The problem — Go through the listing below and list every line with "Therefore".

Data supplied —
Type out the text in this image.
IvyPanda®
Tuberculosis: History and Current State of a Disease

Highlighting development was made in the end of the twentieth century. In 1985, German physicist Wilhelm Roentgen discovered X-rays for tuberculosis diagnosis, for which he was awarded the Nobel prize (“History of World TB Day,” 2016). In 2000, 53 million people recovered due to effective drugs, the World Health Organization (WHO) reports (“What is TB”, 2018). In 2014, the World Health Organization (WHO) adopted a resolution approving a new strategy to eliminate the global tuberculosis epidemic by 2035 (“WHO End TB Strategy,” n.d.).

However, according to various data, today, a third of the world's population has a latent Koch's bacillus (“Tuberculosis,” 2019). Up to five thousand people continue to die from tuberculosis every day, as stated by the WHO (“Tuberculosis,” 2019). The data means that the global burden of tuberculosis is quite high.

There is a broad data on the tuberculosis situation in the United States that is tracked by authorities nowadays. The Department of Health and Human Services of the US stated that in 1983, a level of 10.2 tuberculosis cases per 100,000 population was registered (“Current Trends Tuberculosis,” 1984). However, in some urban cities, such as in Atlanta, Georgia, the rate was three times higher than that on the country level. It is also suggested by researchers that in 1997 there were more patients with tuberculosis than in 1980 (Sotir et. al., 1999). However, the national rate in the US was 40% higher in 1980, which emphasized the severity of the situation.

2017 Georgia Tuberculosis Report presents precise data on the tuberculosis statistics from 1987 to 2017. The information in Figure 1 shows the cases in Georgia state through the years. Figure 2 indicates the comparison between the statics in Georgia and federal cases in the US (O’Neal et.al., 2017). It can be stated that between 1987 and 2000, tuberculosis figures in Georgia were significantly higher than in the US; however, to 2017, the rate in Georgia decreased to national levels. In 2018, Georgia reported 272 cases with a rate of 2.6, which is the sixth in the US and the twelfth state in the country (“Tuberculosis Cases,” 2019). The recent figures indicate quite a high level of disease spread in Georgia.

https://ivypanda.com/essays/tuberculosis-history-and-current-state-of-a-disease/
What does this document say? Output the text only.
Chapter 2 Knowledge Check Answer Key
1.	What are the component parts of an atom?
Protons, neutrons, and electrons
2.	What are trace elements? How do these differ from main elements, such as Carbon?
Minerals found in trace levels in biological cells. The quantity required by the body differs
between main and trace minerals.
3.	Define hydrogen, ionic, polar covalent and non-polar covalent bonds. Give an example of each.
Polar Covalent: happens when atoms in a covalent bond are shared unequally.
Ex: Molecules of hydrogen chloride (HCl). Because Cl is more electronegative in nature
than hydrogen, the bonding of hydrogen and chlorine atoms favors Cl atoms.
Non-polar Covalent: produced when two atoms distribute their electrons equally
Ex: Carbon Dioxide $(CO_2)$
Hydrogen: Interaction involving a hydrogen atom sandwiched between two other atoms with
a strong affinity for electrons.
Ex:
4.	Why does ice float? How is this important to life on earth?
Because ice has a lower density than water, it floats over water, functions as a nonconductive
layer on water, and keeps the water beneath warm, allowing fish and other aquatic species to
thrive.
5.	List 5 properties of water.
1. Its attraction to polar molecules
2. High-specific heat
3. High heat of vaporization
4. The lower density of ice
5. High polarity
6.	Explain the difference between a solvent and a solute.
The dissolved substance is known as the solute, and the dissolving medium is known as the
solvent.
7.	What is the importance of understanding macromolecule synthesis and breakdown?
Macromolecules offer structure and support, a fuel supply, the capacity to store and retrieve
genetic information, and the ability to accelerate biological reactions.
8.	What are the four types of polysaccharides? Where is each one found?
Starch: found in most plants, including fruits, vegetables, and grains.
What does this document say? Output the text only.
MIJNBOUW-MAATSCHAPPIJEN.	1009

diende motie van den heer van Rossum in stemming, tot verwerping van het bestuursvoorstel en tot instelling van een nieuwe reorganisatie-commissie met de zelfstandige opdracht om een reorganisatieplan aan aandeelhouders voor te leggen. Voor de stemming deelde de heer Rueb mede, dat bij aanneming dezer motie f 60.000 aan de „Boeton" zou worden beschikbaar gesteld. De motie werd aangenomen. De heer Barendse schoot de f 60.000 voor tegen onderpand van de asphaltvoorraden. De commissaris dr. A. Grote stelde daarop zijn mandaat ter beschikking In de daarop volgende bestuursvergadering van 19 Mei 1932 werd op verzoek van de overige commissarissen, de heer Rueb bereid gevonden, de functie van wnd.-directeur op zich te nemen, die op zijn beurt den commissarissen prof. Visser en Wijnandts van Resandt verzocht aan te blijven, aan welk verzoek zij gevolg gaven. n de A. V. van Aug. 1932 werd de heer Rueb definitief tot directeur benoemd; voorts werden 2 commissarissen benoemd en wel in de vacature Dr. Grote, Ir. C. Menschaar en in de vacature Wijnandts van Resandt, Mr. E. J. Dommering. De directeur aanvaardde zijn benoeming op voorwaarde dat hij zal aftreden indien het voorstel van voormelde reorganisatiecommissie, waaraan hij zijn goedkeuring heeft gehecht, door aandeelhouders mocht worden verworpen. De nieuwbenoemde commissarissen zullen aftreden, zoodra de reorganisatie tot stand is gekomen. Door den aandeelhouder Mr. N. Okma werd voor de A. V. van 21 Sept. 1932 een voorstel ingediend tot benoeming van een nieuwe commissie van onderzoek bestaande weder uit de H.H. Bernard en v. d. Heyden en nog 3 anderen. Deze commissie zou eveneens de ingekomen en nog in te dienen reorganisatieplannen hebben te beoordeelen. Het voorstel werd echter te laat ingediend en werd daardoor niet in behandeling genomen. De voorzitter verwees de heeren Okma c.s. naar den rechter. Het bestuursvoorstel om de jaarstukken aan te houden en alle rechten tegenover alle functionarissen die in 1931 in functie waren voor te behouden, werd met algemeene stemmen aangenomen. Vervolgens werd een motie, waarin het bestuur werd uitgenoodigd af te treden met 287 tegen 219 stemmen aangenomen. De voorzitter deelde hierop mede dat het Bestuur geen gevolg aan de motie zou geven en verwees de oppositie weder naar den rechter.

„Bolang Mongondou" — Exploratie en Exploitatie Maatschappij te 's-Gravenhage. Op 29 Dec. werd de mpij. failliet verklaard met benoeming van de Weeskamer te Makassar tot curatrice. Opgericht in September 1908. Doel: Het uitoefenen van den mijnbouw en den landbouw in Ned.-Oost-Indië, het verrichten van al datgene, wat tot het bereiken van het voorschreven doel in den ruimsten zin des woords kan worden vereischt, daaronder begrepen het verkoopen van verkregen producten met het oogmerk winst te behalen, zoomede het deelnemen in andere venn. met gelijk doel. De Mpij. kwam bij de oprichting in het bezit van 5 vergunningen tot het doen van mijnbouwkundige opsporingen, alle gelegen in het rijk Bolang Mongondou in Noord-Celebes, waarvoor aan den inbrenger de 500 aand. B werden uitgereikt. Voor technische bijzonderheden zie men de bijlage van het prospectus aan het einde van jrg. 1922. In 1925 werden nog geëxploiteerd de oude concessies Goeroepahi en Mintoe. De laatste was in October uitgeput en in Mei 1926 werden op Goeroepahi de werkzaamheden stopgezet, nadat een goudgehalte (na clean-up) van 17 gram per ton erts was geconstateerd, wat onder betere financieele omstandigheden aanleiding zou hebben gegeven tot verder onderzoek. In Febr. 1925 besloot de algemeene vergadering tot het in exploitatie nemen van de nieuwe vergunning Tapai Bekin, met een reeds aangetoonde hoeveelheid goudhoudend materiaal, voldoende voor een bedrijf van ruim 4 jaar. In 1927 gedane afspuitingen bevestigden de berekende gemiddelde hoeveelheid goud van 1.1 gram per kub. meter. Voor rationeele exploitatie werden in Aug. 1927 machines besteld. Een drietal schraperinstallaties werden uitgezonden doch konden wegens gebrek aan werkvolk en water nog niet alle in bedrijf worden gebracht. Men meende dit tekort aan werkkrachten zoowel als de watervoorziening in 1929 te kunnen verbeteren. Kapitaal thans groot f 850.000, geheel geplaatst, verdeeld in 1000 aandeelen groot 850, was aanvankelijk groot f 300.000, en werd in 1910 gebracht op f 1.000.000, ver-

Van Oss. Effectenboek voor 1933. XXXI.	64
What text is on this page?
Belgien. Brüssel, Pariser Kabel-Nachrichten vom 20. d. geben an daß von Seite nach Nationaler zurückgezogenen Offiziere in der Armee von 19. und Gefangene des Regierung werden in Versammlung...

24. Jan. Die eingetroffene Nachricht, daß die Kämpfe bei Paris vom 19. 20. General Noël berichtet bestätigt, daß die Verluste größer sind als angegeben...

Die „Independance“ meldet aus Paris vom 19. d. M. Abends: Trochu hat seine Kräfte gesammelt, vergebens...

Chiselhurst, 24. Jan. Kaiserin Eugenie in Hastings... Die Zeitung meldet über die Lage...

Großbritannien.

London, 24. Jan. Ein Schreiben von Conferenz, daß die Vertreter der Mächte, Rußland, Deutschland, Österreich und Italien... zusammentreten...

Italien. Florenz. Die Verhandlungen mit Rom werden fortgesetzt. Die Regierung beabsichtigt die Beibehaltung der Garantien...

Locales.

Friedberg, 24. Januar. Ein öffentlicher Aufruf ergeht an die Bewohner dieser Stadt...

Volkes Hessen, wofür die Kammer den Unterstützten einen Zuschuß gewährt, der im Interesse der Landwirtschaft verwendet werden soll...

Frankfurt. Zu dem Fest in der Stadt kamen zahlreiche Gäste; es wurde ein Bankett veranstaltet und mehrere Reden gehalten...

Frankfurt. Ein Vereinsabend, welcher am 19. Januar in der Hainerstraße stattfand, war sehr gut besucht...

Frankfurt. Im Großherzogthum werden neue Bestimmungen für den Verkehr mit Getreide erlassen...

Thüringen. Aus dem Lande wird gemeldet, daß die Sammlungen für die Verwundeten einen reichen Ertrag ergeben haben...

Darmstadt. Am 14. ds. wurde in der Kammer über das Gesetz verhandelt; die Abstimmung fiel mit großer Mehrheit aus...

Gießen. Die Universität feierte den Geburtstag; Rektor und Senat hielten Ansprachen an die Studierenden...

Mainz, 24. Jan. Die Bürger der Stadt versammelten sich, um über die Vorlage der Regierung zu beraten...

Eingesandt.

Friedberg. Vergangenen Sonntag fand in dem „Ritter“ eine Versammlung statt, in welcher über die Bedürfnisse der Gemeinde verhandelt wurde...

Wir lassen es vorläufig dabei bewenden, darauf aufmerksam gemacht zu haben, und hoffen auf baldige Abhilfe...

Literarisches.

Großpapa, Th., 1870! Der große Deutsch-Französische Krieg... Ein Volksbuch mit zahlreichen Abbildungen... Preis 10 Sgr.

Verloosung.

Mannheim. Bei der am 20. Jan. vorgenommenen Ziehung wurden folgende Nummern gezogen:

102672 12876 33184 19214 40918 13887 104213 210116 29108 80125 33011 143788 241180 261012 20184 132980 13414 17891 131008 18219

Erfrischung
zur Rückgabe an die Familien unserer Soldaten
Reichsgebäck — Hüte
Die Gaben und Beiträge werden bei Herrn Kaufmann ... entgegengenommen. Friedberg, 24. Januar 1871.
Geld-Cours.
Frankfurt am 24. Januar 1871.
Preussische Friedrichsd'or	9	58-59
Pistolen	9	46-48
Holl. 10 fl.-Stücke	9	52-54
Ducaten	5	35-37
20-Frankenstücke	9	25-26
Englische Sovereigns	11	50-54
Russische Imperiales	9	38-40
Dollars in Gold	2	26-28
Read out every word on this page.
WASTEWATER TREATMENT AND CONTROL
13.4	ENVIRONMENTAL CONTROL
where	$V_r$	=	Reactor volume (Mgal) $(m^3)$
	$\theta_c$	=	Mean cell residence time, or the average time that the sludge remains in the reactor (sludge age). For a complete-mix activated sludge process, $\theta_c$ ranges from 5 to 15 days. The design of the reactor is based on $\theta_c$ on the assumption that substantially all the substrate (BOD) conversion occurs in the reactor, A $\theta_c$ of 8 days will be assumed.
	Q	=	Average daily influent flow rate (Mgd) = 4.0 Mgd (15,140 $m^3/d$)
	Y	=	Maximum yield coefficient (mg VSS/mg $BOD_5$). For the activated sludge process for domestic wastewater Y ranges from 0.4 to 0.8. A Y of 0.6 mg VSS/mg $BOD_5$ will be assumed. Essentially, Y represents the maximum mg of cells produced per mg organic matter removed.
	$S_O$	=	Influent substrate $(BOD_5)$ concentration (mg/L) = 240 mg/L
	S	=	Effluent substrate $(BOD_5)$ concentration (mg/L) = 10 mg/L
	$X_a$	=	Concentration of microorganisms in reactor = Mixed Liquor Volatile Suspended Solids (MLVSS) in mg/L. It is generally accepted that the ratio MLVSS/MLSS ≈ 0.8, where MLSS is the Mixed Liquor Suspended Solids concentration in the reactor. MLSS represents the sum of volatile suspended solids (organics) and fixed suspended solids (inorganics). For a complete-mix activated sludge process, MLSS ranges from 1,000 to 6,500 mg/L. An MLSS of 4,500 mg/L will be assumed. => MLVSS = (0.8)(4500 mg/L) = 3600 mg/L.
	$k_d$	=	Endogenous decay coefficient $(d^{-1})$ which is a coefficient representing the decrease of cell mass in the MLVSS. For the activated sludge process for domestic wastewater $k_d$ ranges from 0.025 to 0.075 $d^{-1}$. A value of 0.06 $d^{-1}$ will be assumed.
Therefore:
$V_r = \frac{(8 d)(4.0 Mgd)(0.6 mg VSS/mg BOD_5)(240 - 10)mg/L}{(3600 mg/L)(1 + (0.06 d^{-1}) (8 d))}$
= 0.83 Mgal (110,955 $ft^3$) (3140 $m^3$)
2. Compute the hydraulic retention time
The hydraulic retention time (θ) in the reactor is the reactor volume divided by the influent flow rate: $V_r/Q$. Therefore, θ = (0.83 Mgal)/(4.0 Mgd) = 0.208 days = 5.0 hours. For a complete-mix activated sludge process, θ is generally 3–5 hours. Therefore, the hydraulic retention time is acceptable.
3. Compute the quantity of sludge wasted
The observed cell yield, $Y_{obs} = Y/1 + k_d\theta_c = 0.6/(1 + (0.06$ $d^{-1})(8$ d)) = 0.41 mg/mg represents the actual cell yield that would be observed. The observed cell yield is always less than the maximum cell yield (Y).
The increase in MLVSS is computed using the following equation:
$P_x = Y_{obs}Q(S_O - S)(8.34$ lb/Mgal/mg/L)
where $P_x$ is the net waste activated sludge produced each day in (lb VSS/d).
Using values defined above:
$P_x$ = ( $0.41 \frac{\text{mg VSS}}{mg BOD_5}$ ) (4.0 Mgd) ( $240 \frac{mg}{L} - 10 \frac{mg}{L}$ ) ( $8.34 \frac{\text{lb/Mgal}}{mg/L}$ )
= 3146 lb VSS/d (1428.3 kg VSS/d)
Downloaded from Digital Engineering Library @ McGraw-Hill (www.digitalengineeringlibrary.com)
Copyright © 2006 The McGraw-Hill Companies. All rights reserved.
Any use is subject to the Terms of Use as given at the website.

Solution for this problem —
Therefore:
The hydraulic retention time (θ) in the reactor is the reactor volume divided by the influent flow rate: $V_r/Q$. Therefore, θ = (0.83 Mgal)/(4.0 Mgd) = 0.208 days = 5.0 hours. For a complete-mix activated sludge process, θ is generally 3–5 hours. Therefore, the hydraulic retention time is acceptable.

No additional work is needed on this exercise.